What is required:
Update the lines below by changing each occurrence of "data-point" to "chart-point" and keeping everything else the same. Omit the pictures from your output.

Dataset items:
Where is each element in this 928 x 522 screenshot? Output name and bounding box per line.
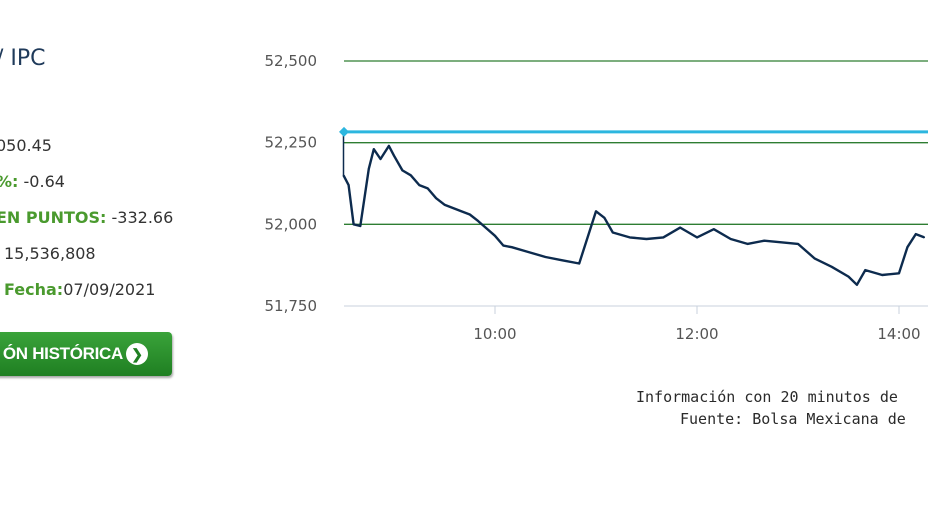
data-point [460,210,463,213]
date-label: Fecha: [4,280,64,299]
data-point [435,197,437,199]
date-row: Fecha:07/09/2021 [4,280,155,299]
data-point [603,217,606,219]
data-point [393,154,395,157]
points-change-label: EN PUNTOS: [0,208,107,227]
data-point [662,236,665,239]
data-point [780,241,782,244]
reference-marker [339,126,349,137]
data-point [477,220,479,222]
y-tick-label: 52,500 [265,52,318,70]
data-point [511,246,513,248]
data-point [373,148,375,150]
price-chart: 52,500 52,250 52,000 51,750 10:00 12:00 14:00 [265,52,928,343]
data-point [898,272,900,275]
data-point [452,207,454,209]
data-point [379,158,382,160]
x-tick-label: 14:00 [877,325,920,343]
points-change-value: -332.66 [111,208,174,227]
data-point [544,256,547,258]
pct-change-label: %: [0,172,19,191]
volume-value: 15,536,808 [4,244,96,263]
data-point [713,228,715,231]
data-point [527,251,530,253]
data-point [502,244,505,247]
data-point [881,274,883,276]
index-title: / IPC [0,46,46,71]
data-point [468,213,471,216]
y-tick-label: 51,750 [265,297,318,315]
last-value: 050.45 [0,136,52,155]
data-point [729,238,732,240]
data-point [578,262,580,265]
data-point [410,174,412,177]
data-point [864,269,867,271]
y-tick-label: 52,250 [265,134,318,152]
data-point [418,184,421,186]
data-point [696,236,698,239]
points-change-row: EN PUNTOS: -332.66 [0,208,173,227]
data-point [746,243,749,245]
data-point [388,145,390,147]
data-point [367,168,370,170]
data-point [494,234,496,237]
pct-change-value: -0.64 [23,172,65,191]
data-point [401,169,404,172]
data-point [443,203,446,206]
y-tick-label: 52,000 [265,215,318,233]
data-point [352,223,355,226]
data-point [628,236,631,239]
data-point [595,210,597,213]
data-point [797,243,799,245]
historical-info-label: ÓN HISTÓRICA [2,344,123,363]
data-point [679,226,681,229]
x-tick-label: 10:00 [473,325,516,343]
data-point [645,238,648,240]
series-line [342,144,925,286]
pct-change-row: %: -0.64 [0,172,65,191]
data-point [906,246,909,248]
data-point [426,187,429,190]
data-point [359,225,362,227]
data-point [923,236,926,239]
data-point [561,259,564,262]
delay-note: Información con 20 minutos de [636,388,898,406]
data-point [763,239,766,242]
data-point [847,275,850,278]
source-note: Fuente: Bolsa Mexicana de [680,410,906,428]
chevron-right-icon: ❯ [126,343,148,365]
date-value: 07/09/2021 [63,280,156,299]
data-point [814,257,816,260]
historical-info-button[interactable]: ÓN HISTÓRICA ❯ [0,332,172,376]
data-point [856,283,858,286]
x-tick-label: 12:00 [675,325,718,343]
data-point [342,174,345,177]
data-point [612,231,614,234]
data-point [830,266,833,268]
data-point [915,233,917,235]
data-point [347,184,350,186]
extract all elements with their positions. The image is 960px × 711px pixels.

Written answer:
Where is each element in this 928 x 522 screenshot? Output name and bounding box per line.
chart-point [460,210,463,213]
date-label: Fecha: [4,280,64,299]
chart-point [435,197,437,199]
date-row: Fecha:07/09/2021 [4,280,155,299]
chart-point [603,217,606,219]
chart-point [393,154,395,157]
points-change-label: EN PUNTOS: [0,208,107,227]
chart-point [662,236,665,239]
chart-point [780,241,782,244]
reference-marker [339,126,349,137]
chart-point [477,220,479,222]
y-tick-label: 52,500 [265,52,318,70]
chart-point [511,246,513,248]
chart-point [373,148,375,150]
price-chart: 52,500 52,250 52,000 51,750 10:00 12:00 14:00 [265,52,928,343]
chart-point [898,272,900,275]
chart-point [452,207,454,209]
chart-point [379,158,382,160]
x-tick-label: 14:00 [877,325,920,343]
points-change-value: -332.66 [111,208,174,227]
chart-point [544,256,547,258]
pct-change-label: %: [0,172,19,191]
volume-value: 15,536,808 [4,244,96,263]
chart-point [713,228,715,231]
chart-point [527,251,530,253]
chart-point [502,244,505,247]
chart-point [881,274,883,276]
index-title: / IPC [0,46,46,71]
chart-point [468,213,471,216]
y-tick-label: 51,750 [265,297,318,315]
last-value: 050.45 [0,136,52,155]
chart-point [729,238,732,240]
chart-point [578,262,580,265]
chart-point [410,174,412,177]
chart-point [864,269,867,271]
y-tick-label: 52,250 [265,134,318,152]
chart-point [418,184,421,186]
chart-point [696,236,698,239]
points-change-row: EN PUNTOS: -332.66 [0,208,173,227]
chart-point [746,243,749,245]
chart-point [388,145,390,147]
chart-point [367,168,370,170]
chart-point [494,234,496,237]
pct-change-value: -0.64 [23,172,65,191]
chart-point [401,169,404,172]
chart-point [443,203,446,206]
y-tick-label: 52,000 [265,215,318,233]
chart-point [352,223,355,226]
chart-point [628,236,631,239]
chart-point [595,210,597,213]
chart-point [797,243,799,245]
historical-info-label: ÓN HISTÓRICA [2,344,123,363]
chart-point [679,226,681,229]
x-tick-label: 10:00 [473,325,516,343]
chart-point [645,238,648,240]
series-line [342,144,925,286]
pct-change-row: %: -0.64 [0,172,65,191]
chart-point [906,246,909,248]
chart-point [426,187,429,190]
chart-point [359,225,362,227]
chart-point [923,236,926,239]
chart-point [561,259,564,262]
delay-note: Información con 20 minutos de [636,388,898,406]
chart-point [763,239,766,242]
chart-point [847,275,850,278]
source-note: Fuente: Bolsa Mexicana de [680,410,906,428]
chevron-right-icon: ❯ [126,343,148,365]
date-value: 07/09/2021 [63,280,156,299]
chart-point [814,257,816,260]
historical-info-button[interactable]: ÓN HISTÓRICA ❯ [0,332,172,376]
chart-point [856,283,858,286]
x-tick-label: 12:00 [675,325,718,343]
chart-point [342,174,345,177]
chart-point [612,231,614,234]
chart-point [830,266,833,268]
chart-point [915,233,917,235]
chart-point [347,184,350,186]
extract all elements with their positions. The image is 960px × 711px pixels.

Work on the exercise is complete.